Task to complete
Retype all the records with nothing changed.
--- BEGIN Provided records ---
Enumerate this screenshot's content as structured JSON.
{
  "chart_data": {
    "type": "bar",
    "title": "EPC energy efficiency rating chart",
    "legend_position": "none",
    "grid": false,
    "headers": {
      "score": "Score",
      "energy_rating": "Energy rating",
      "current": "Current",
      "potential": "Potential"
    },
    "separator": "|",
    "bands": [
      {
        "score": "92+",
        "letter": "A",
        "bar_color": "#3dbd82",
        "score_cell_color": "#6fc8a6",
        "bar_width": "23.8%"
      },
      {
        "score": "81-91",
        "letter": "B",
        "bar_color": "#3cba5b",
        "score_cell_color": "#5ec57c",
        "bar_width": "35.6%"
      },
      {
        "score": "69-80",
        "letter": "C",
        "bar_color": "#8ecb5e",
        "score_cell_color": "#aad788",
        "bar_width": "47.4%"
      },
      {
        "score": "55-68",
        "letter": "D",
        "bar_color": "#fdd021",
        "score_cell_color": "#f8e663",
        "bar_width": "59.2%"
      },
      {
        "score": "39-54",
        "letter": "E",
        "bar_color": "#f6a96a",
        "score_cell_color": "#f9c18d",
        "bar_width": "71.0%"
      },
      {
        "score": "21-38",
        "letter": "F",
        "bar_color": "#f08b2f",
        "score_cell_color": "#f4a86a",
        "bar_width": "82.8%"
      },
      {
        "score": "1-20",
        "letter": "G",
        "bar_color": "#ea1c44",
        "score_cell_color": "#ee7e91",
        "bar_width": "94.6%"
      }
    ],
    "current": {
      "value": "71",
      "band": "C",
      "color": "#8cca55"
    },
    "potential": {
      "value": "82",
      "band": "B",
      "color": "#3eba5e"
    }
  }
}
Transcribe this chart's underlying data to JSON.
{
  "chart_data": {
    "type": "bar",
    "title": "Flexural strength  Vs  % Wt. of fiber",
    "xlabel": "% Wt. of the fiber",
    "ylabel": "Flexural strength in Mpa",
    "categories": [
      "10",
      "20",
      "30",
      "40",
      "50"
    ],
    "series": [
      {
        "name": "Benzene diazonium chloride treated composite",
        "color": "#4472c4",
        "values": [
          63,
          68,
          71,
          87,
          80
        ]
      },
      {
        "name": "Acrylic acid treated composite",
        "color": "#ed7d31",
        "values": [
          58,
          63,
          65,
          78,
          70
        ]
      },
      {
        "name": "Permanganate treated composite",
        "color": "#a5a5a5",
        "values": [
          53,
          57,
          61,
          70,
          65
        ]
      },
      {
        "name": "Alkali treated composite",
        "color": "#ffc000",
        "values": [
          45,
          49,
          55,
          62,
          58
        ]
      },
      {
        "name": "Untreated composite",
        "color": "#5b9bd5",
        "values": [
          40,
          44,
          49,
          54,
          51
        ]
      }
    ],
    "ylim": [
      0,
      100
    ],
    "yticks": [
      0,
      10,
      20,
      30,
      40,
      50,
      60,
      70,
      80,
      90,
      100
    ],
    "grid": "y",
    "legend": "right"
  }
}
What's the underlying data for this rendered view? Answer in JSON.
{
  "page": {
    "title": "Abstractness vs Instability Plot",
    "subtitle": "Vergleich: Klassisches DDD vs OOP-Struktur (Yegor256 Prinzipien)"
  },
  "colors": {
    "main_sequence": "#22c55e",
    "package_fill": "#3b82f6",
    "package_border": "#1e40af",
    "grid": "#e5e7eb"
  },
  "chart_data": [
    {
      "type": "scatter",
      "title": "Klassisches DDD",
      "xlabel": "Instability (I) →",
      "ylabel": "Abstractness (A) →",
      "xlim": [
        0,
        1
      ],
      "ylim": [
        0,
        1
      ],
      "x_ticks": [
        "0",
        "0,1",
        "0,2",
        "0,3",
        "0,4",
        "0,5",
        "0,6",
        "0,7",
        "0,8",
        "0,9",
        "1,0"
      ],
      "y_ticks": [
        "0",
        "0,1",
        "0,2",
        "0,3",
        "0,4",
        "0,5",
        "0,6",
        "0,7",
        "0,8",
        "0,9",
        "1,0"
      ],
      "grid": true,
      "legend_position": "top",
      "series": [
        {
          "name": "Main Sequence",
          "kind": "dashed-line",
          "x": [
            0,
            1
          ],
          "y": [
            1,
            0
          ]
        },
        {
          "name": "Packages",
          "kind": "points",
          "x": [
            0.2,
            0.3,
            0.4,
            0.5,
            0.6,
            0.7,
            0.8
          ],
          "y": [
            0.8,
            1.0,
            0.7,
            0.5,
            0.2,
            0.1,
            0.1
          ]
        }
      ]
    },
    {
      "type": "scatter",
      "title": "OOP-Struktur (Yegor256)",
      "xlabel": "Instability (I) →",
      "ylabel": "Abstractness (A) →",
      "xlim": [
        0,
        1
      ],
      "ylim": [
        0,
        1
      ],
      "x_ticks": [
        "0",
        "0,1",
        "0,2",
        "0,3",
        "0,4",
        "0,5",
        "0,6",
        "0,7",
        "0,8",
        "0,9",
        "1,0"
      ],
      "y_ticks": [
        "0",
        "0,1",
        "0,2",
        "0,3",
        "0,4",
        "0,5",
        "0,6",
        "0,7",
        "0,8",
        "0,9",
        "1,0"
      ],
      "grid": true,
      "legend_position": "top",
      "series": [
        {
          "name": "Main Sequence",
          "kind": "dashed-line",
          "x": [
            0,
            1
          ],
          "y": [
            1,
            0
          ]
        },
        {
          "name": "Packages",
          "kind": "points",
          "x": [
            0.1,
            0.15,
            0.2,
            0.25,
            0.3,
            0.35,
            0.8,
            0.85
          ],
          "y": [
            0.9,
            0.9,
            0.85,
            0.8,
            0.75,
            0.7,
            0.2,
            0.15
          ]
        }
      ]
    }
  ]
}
--- END Provided records ---
Solution for this task
Enumerate this screenshot's content as structured JSON.
{
  "chart_data": {
    "type": "bar",
    "title": "EPC energy efficiency rating chart",
    "legend_position": "none",
    "grid": false,
    "headers": {
      "score": "Score",
      "energy_rating": "Energy rating",
      "current": "Current",
      "potential": "Potential"
    },
    "separator": "|",
    "bands": [
      {
        "score": "92+",
        "letter": "A",
        "bar_color": "#3dbd82",
        "score_cell_color": "#6fc8a6",
        "bar_width": "23.8%"
      },
      {
        "score": "81-91",
        "letter": "B",
        "bar_color": "#3cba5b",
        "score_cell_color": "#5ec57c",
        "bar_width": "35.6%"
      },
      {
        "score": "69-80",
        "letter": "C",
        "bar_color": "#8ecb5e",
        "score_cell_color": "#aad788",
        "bar_width": "47.4%"
      },
      {
        "score": "55-68",
        "letter": "D",
        "bar_color": "#fdd021",
        "score_cell_color": "#f8e663",
        "bar_width": "59.2%"
      },
      {
        "score": "39-54",
        "letter": "E",
        "bar_color": "#f6a96a",
        "score_cell_color": "#f9c18d",
        "bar_width": "71.0%"
      },
      {
        "score": "21-38",
        "letter": "F",
        "bar_color": "#f08b2f",
        "score_cell_color": "#f4a86a",
        "bar_width": "82.8%"
      },
      {
        "score": "1-20",
        "letter": "G",
        "bar_color": "#ea1c44",
        "score_cell_color": "#ee7e91",
        "bar_width": "94.6%"
      }
    ],
    "current": {
      "value": "71",
      "band": "C",
      "color": "#8cca55"
    },
    "potential": {
      "value": "82",
      "band": "B",
      "color": "#3eba5e"
    }
  }
}
Transcribe this chart's underlying data to JSON.
{
  "chart_data": {
    "type": "bar",
    "title": "Flexural strength  Vs  % Wt. of fiber",
    "xlabel": "% Wt. of the fiber",
    "ylabel": "Flexural strength in Mpa",
    "categories": [
      "10",
      "20",
      "30",
      "40",
      "50"
    ],
    "series": [
      {
        "name": "Benzene diazonium chloride treated composite",
        "color": "#4472c4",
        "values": [
          63,
          68,
          71,
          87,
          80
        ]
      },
      {
        "name": "Acrylic acid treated composite",
        "color": "#ed7d31",
        "values": [
          58,
          63,
          65,
          78,
          70
        ]
      },
      {
        "name": "Permanganate treated composite",
        "color": "#a5a5a5",
        "values": [
          53,
          57,
          61,
          70,
          65
        ]
      },
      {
        "name": "Alkali treated composite",
        "color": "#ffc000",
        "values": [
          45,
          49,
          55,
          62,
          58
        ]
      },
      {
        "name": "Untreated composite",
        "color": "#5b9bd5",
        "values": [
          40,
          44,
          49,
          54,
          51
        ]
      }
    ],
    "ylim": [
      0,
      100
    ],
    "yticks": [
      0,
      10,
      20,
      30,
      40,
      50,
      60,
      70,
      80,
      90,
      100
    ],
    "grid": "y",
    "legend": "right"
  }
}
What's the underlying data for this rendered view? Answer in JSON.
{
  "page": {
    "title": "Abstractness vs Instability Plot",
    "subtitle": "Vergleich: Klassisches DDD vs OOP-Struktur (Yegor256 Prinzipien)"
  },
  "colors": {
    "main_sequence": "#22c55e",
    "package_fill": "#3b82f6",
    "package_border": "#1e40af",
    "grid": "#e5e7eb"
  },
  "chart_data": [
    {
      "type": "scatter",
      "title": "Klassisches DDD",
      "xlabel": "Instability (I) →",
      "ylabel": "Abstractness (A) →",
      "xlim": [
        0,
        1
      ],
      "ylim": [
        0,
        1
      ],
      "x_ticks": [
        "0",
        "0,1",
        "0,2",
        "0,3",
        "0,4",
        "0,5",
        "0,6",
        "0,7",
        "0,8",
        "0,9",
        "1,0"
      ],
      "y_ticks": [
        "0",
        "0,1",
        "0,2",
        "0,3",
        "0,4",
        "0,5",
        "0,6",
        "0,7",
        "0,8",
        "0,9",
        "1,0"
      ],
      "grid": true,
      "legend_position": "top",
      "series": [
        {
          "name": "Main Sequence",
          "kind": "dashed-line",
          "x": [
            0,
            1
          ],
          "y": [
            1,
            0
          ]
        },
        {
          "name": "Packages",
          "kind": "points",
          "x": [
            0.2,
            0.3,
            0.4,
            0.5,
            0.6,
            0.7,
            0.8
          ],
          "y": [
            0.8,
            1.0,
            0.7,
            0.5,
            0.2,
            0.1,
            0.1
          ]
        }
      ]
    },
    {
      "type": "scatter",
      "title": "OOP-Struktur (Yegor256)",
      "xlabel": "Instability (I) →",
      "ylabel": "Abstractness (A) →",
      "xlim": [
        0,
        1
      ],
      "ylim": [
        0,
        1
      ],
      "x_ticks": [
        "0",
        "0,1",
        "0,2",
        "0,3",
        "0,4",
        "0,5",
        "0,6",
        "0,7",
        "0,8",
        "0,9",
        "1,0"
      ],
      "y_ticks": [
        "0",
        "0,1",
        "0,2",
        "0,3",
        "0,4",
        "0,5",
        "0,6",
        "0,7",
        "0,8",
        "0,9",
        "1,0"
      ],
      "grid": true,
      "legend_position": "top",
      "series": [
        {
          "name": "Main Sequence",
          "kind": "dashed-line",
          "x": [
            0,
            1
          ],
          "y": [
            1,
            0
          ]
        },
        {
          "name": "Packages",
          "kind": "points",
          "x": [
            0.1,
            0.15,
            0.2,
            0.25,
            0.3,
            0.35,
            0.8,
            0.85
          ],
          "y": [
            0.9,
            0.9,
            0.85,
            0.8,
            0.75,
            0.7,
            0.2,
            0.15
          ]
        }
      ]
    }
  ]
}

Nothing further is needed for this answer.